◆ **Provided information**:
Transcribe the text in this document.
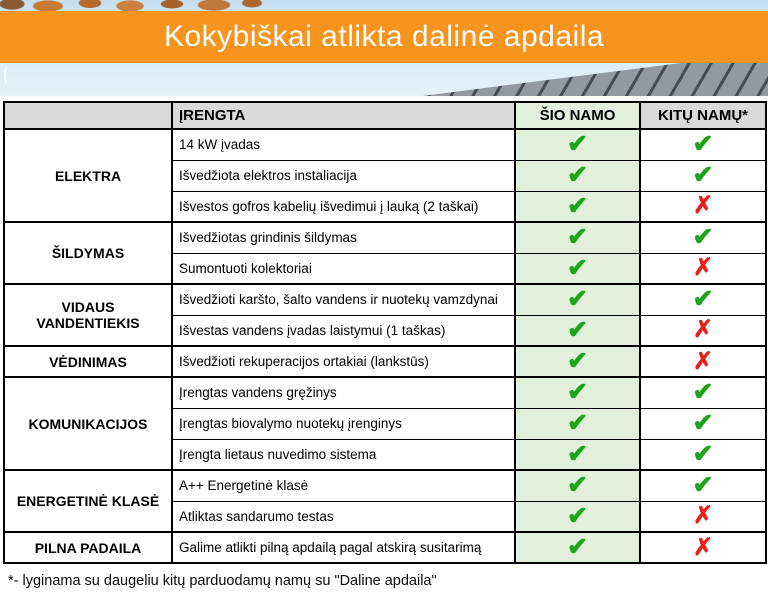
Kokybiškai atlikta dalinė apdaila
	ĮRENGTA	ŠIO NAMO	KITŲ NAMŲ*
ELEKTRA	14 kW įvadas	✔	✔
	Išvedžiota elektros instaliacija	✔	✔
	Išvestos gofros kabelių išvedimui į lauką (2 taškai)	✔	✗
ŠILDYMAS	Išvedžiotas grindinis šildymas	✔	✔
	Sumontuoti kolektoriai	✔	✗
VIDAUS VANDENTIEKIS	Išvedžioti karšto, šalto vandens ir nuotekų vamzdynai	✔	✔
	Išvestas vandens įvadas laistymui (1 taškas)	✔	✗
VĖDINIMAS	Išvedžioti rekuperacijos ortakiai (lankstūs)	✔	✗
KOMUNIKACIJOS	Įrengtas vandens gręžinys	✔	✔
	Įrengtas biovalymo nuotekų įrenginys	✔	✔
	Įrengta lietaus nuvedimo sistema	✔	✔
ENERGETINĖ KLASĖ	A++ Energetinė klasė	✔	✔
	Atliktas sandarumo testas	✔	✗
PILNA PADAILA	Galime atlikti pilną apdailą pagal atskirą susitarimą	✔	✗

*- lyginama su daugeliu kitų parduodamų namų su "Daline apdaila"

◆ **Task details**: All the lines above are to be given again exactly as they read, with the pictures removed.

◆ **Exercise answer**:
Transcribe the text in this document.
Kokybiškai atlikta dalinė apdaila
	ĮRENGTA	ŠIO NAMO	KITŲ NAMŲ*
ELEKTRA	14 kW įvadas	✔	✔
	Išvedžiota elektros instaliacija	✔	✔
	Išvestos gofros kabelių išvedimui į lauką (2 taškai)	✔	✗
ŠILDYMAS	Išvedžiotas grindinis šildymas	✔	✔
	Sumontuoti kolektoriai	✔	✗
VIDAUS VANDENTIEKIS	Išvedžioti karšto, šalto vandens ir nuotekų vamzdynai	✔	✔
	Išvestas vandens įvadas laistymui (1 taškas)	✔	✗
VĖDINIMAS	Išvedžioti rekuperacijos ortakiai (lankstūs)	✔	✗
KOMUNIKACIJOS	Įrengtas vandens gręžinys	✔	✔
	Įrengtas biovalymo nuotekų įrenginys	✔	✔
	Įrengta lietaus nuvedimo sistema	✔	✔
ENERGETINĖ KLASĖ	A++ Energetinė klasė	✔	✔
	Atliktas sandarumo testas	✔	✗
PILNA PADAILA	Galime atlikti pilną apdailą pagal atskirą susitarimą	✔	✗

*- lyginama su daugeliu kitų parduodamų namų su "Daline apdaila"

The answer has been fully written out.